> _SHORT TASK_:
Every line below is to be copied exactly, with the pictures left out.

Records from a data collection:

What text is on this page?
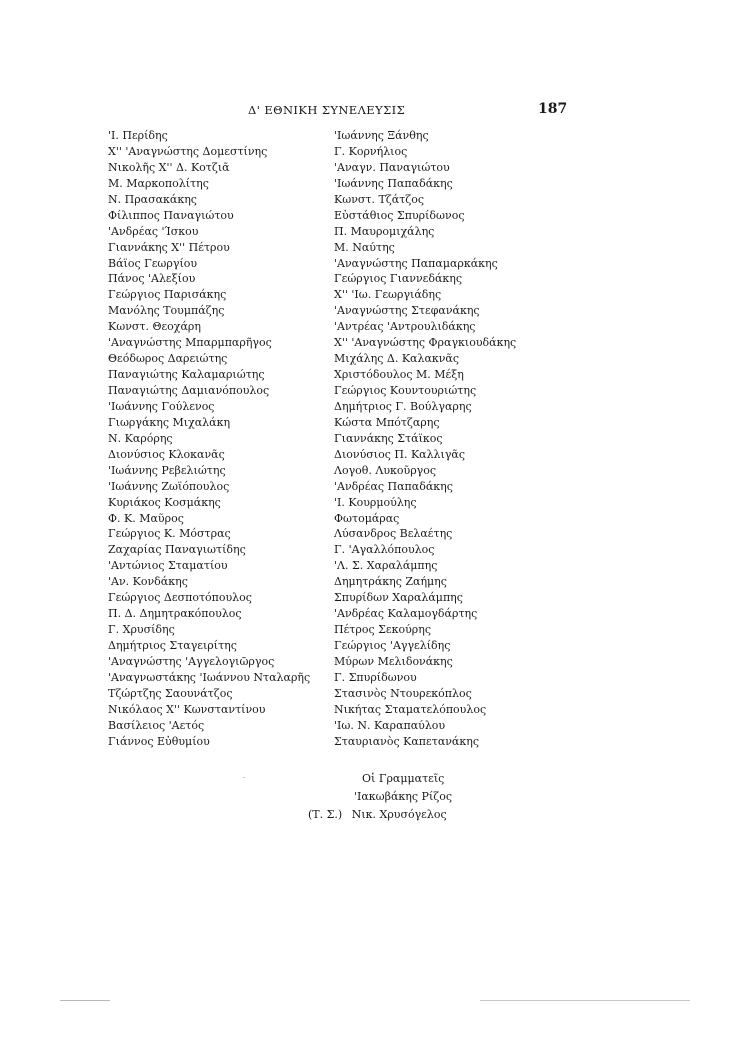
Δ' ΕΘΝΙΚΗ ΣΥΝΕΛΕΥΣΙΣ	187
'Ι. Περίδης
Χ'' 'Αναγνώστης Δομεστίνης
Νικολῆς Χ'' Δ. Κοτζιᾶ
Μ. Μαρκοπολίτης
Ν. Πρασακάκης
Φίλιππος Παναγιώτου
'Ανδρέας 'Ίσκου
Γιαννάκης Χ'' Πέτρου
Βάϊος Γεωργίου
Πάνος 'Αλεξίου
Γεώργιος Παρισάκης
Μανόλης Τουμπάζης
Κωνστ. Θεοχάρη
'Αναγνώστης Μπαρμπαρῆγος
Θεόδωρος Δαρειώτης
Παναγιώτης Καλαμαριώτης
Παναγιώτης Δαμιανόπουλος
'Ιωάννης Γούλενος
Γιωργάκης Μιχαλάκη
Ν. Καρόρης
Διονύσιος Κλοκανᾶς
'Ιωάννης Ρεβελιώτης
'Ιωάννης Ζωϊόπουλος
Κυριάκος Κοσμάκης
Φ. Κ. Μαῦρος
Γεώργιος Κ. Μόστρας
Ζαχαρίας Παναγιωτίδης
'Αντώνιος Σταματίου
'Αν. Κονδάκης
Γεώργιος Δεσποτόπουλος
Π. Δ. Δημητρακόπουλος
Γ. Χρυσίδης
Δημήτριος Σταγειρίτης
'Αναγνώστης 'Αγγελογιῶργος
'Αναγνωστάκης 'Ιωάννου Νταλαρῆς
Τζώρτζης Σαουνάτζος
Νικόλαος Χ'' Κωνσταντίνου
Βασίλειος 'Αετός
Γιάννος Εὐθυμίου
'Ιωάννης Ξάνθης
Γ. Κορνήλιος
'Αναγν. Παναγιώτου
'Ιωάννης Παπαδάκης
Κωνστ. Τζάτζος
Εὐστάθιος Σπυρίδωνος
Π. Μαυρομιχάλης
Μ. Ναύτης
'Αναγνώστης Παπαμαρκάκης
Γεώργιος Γιαννεδάκης
Χ'' 'Ιω. Γεωργιάδης
'Αναγνώστης Στεφανάκης
'Αντρέας 'Αντρουλιδάκης
Χ'' 'Αναγνώστης Φραγκιουδάκης
Μιχάλης Δ. Καλακνᾶς
Χριστόδουλος Μ. Μέξη
Γεώργιος Κουντουριώτης
Δημήτριος Γ. Βούλγαρης
Κώστα Μπότζαρης
Γιαννάκης Στάϊκος
Διονύσιος Π. Καλλιγᾶς
Λογοθ. Λυκοῦργος
'Ανδρέας Παπαδάκης
'Ι. Κουρμούλης
Φωτομάρας
Λύσανδρος Βελαέτης
Γ. 'Αγαλλόπουλος
'Λ. Σ. Χαραλάμπης
Δημητράκης Ζαήμης
Σπυρίδων Χαραλάμπης
'Ανδρέας Καλαμογδάρτης
Πέτρος Σεκούρης
Γεώργιος 'Αγγελίδης
Μύρων Μελιδονάκης
Γ. Σπυρίδωνου
Στασινὸς Ντουρεκόπλος
Νικήτας Σταματελόπουλος
'Ιω. Ν. Καραπαύλου
Σταυριανὸς Καπετανάκης
Οἱ Γραμματεῖς
'Ιακωβάκης Ρίζος
(Τ. Σ.) Νικ. Χρυσόγελος
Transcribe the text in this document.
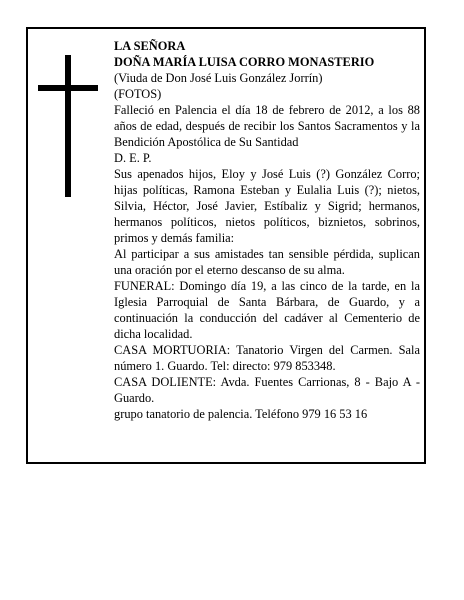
LA SEÑORA

DOÑA MARÍA LUISA CORRO MONASTERIO

(Viuda de Don José Luis González Jorrín)

(FOTOS)

Falleció en Palencia el día 18 de febrero de 2012, a los 88 años de edad, después de recibir los Santos Sacramentos y la Bendición Apostólica de Su Santidad

D. E. P.

Sus apenados hijos, Eloy y José Luis (?) González Corro; hijas políticas, Ramona Esteban y Eulalia Luis (?); nietos, Silvia, Héctor, José Javier, Estíbaliz y Sigrid; hermanos, hermanos políticos, nietos políticos, biznietos, sobrinos, primos y demás familia:

Al participar a sus amistades tan sensible pérdida, suplican una oración por el eterno descanso de su alma.

FUNERAL: Domingo día 19, a las cinco de la tarde, en la Iglesia Parroquial de Santa Bárbara, de Guardo, y a continuación la conducción del cadáver al Cementerio de dicha localidad.

CASA MORTUORIA: Tanatorio Virgen del Carmen. Sala número 1. Guardo. Tel: directo: 979 853348.

CASA DOLIENTE: Avda. Fuentes Carrionas, 8 - Bajo A - Guardo.

grupo tanatorio de palencia. Teléfono 979 16 53 16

> _PROBLEM SOLUTION_:
What text is on this page?
Δ' ΕΘΝΙΚΗ ΣΥΝΕΛΕΥΣΙΣ	187
'Ι. Περίδης
Χ'' 'Αναγνώστης Δομεστίνης
Νικολῆς Χ'' Δ. Κοτζιᾶ
Μ. Μαρκοπολίτης
Ν. Πρασακάκης
Φίλιππος Παναγιώτου
'Ανδρέας 'Ίσκου
Γιαννάκης Χ'' Πέτρου
Βάϊος Γεωργίου
Πάνος 'Αλεξίου
Γεώργιος Παρισάκης
Μανόλης Τουμπάζης
Κωνστ. Θεοχάρη
'Αναγνώστης Μπαρμπαρῆγος
Θεόδωρος Δαρειώτης
Παναγιώτης Καλαμαριώτης
Παναγιώτης Δαμιανόπουλος
'Ιωάννης Γούλενος
Γιωργάκης Μιχαλάκη
Ν. Καρόρης
Διονύσιος Κλοκανᾶς
'Ιωάννης Ρεβελιώτης
'Ιωάννης Ζωϊόπουλος
Κυριάκος Κοσμάκης
Φ. Κ. Μαῦρος
Γεώργιος Κ. Μόστρας
Ζαχαρίας Παναγιωτίδης
'Αντώνιος Σταματίου
'Αν. Κονδάκης
Γεώργιος Δεσποτόπουλος
Π. Δ. Δημητρακόπουλος
Γ. Χρυσίδης
Δημήτριος Σταγειρίτης
'Αναγνώστης 'Αγγελογιῶργος
'Αναγνωστάκης 'Ιωάννου Νταλαρῆς
Τζώρτζης Σαουνάτζος
Νικόλαος Χ'' Κωνσταντίνου
Βασίλειος 'Αετός
Γιάννος Εὐθυμίου
'Ιωάννης Ξάνθης
Γ. Κορνήλιος
'Αναγν. Παναγιώτου
'Ιωάννης Παπαδάκης
Κωνστ. Τζάτζος
Εὐστάθιος Σπυρίδωνος
Π. Μαυρομιχάλης
Μ. Ναύτης
'Αναγνώστης Παπαμαρκάκης
Γεώργιος Γιαννεδάκης
Χ'' 'Ιω. Γεωργιάδης
'Αναγνώστης Στεφανάκης
'Αντρέας 'Αντρουλιδάκης
Χ'' 'Αναγνώστης Φραγκιουδάκης
Μιχάλης Δ. Καλακνᾶς
Χριστόδουλος Μ. Μέξη
Γεώργιος Κουντουριώτης
Δημήτριος Γ. Βούλγαρης
Κώστα Μπότζαρης
Γιαννάκης Στάϊκος
Διονύσιος Π. Καλλιγᾶς
Λογοθ. Λυκοῦργος
'Ανδρέας Παπαδάκης
'Ι. Κουρμούλης
Φωτομάρας
Λύσανδρος Βελαέτης
Γ. 'Αγαλλόπουλος
'Λ. Σ. Χαραλάμπης
Δημητράκης Ζαήμης
Σπυρίδων Χαραλάμπης
'Ανδρέας Καλαμογδάρτης
Πέτρος Σεκούρης
Γεώργιος 'Αγγελίδης
Μύρων Μελιδονάκης
Γ. Σπυρίδωνου
Στασινὸς Ντουρεκόπλος
Νικήτας Σταματελόπουλος
'Ιω. Ν. Καραπαύλου
Σταυριανὸς Καπετανάκης
Οἱ Γραμματεῖς
'Ιακωβάκης Ρίζος
(Τ. Σ.) Νικ. Χρυσόγελος
Transcribe the text in this document.
LA SEÑORA

DOÑA MARÍA LUISA CORRO MONASTERIO

(Viuda de Don José Luis González Jorrín)

(FOTOS)

Falleció en Palencia el día 18 de febrero de 2012, a los 88 años de edad, después de recibir los Santos Sacramentos y la Bendición Apostólica de Su Santidad

D. E. P.

Sus apenados hijos, Eloy y José Luis (?) González Corro; hijas políticas, Ramona Esteban y Eulalia Luis (?); nietos, Silvia, Héctor, José Javier, Estíbaliz y Sigrid; hermanos, hermanos políticos, nietos políticos, biznietos, sobrinos, primos y demás familia:

Al participar a sus amistades tan sensible pérdida, suplican una oración por el eterno descanso de su alma.

FUNERAL: Domingo día 19, a las cinco de la tarde, en la Iglesia Parroquial de Santa Bárbara, de Guardo, y a continuación la conducción del cadáver al Cementerio de dicha localidad.

CASA MORTUORIA: Tanatorio Virgen del Carmen. Sala número 1. Guardo. Tel: directo: 979 853348.

CASA DOLIENTE: Avda. Fuentes Carrionas, 8 - Bajo A - Guardo.

grupo tanatorio de palencia. Teléfono 979 16 53 16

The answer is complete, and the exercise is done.